Raw data:
----------------
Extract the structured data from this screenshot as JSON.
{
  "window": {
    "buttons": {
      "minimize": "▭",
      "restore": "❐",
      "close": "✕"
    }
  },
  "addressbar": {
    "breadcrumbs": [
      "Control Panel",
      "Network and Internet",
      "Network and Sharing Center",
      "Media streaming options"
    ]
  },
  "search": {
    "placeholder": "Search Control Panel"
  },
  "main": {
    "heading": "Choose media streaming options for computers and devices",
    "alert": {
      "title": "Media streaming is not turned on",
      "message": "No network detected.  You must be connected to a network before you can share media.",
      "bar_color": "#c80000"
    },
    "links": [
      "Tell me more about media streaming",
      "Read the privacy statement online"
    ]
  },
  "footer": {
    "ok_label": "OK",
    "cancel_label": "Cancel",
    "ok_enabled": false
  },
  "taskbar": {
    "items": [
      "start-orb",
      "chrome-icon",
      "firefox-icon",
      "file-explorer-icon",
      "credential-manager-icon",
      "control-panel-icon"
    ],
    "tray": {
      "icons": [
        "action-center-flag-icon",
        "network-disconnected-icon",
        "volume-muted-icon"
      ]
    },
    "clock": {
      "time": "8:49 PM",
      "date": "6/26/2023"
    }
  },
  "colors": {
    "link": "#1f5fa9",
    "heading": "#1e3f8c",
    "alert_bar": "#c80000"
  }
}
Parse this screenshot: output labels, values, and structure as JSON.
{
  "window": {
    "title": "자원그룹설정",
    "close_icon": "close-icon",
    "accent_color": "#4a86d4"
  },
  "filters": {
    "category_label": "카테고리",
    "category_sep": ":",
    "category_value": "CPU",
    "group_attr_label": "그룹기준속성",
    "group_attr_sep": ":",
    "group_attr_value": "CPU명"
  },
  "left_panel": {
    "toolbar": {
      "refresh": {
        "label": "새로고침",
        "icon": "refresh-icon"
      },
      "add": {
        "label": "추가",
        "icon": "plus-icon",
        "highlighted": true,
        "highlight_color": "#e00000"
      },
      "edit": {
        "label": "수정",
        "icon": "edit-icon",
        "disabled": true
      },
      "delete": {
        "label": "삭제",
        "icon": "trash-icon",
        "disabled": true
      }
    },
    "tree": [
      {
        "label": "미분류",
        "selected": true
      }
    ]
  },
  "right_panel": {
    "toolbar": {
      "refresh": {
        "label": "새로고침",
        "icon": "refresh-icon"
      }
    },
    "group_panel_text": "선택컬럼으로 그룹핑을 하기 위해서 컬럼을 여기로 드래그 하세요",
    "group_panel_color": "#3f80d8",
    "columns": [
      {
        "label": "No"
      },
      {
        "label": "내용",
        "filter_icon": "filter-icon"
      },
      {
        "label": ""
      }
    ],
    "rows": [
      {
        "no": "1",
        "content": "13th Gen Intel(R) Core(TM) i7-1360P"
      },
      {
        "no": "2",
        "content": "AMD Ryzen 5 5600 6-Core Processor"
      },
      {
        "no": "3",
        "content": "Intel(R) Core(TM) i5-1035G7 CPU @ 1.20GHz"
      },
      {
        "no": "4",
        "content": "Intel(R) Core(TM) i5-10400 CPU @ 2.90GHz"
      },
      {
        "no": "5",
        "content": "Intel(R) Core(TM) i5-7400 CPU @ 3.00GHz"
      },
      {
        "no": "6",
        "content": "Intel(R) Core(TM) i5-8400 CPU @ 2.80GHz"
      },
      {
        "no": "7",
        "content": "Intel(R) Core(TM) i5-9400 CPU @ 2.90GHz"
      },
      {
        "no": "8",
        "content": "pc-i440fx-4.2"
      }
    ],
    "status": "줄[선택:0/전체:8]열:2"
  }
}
----------------
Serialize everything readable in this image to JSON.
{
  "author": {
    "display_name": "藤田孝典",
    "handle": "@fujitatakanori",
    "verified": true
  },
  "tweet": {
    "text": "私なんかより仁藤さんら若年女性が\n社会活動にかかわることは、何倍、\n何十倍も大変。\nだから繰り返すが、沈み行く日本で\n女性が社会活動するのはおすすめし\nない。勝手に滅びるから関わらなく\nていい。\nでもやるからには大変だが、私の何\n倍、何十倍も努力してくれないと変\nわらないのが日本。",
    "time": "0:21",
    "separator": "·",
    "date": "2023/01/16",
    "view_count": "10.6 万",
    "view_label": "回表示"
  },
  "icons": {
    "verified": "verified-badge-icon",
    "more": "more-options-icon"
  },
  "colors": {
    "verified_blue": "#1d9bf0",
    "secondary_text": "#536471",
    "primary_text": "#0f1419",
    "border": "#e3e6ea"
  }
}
----------------
Short exercise: Using the material above, copy every line in which the string "Intel" occurs.

Task response:
        "content": "13th Gen Intel(R) Core(TM) i7-1360P"
        "content": "Intel(R) Core(TM) i5-1035G7 CPU @ 1.20GHz"
        "content": "Intel(R) Core(TM) i5-10400 CPU @ 2.90GHz"
        "content": "Intel(R) Core(TM) i5-7400 CPU @ 3.00GHz"
        "content": "Intel(R) Core(TM) i5-8400 CPU @ 2.80GHz"
        "content": "Intel(R) Core(TM) i5-9400 CPU @ 2.90GHz"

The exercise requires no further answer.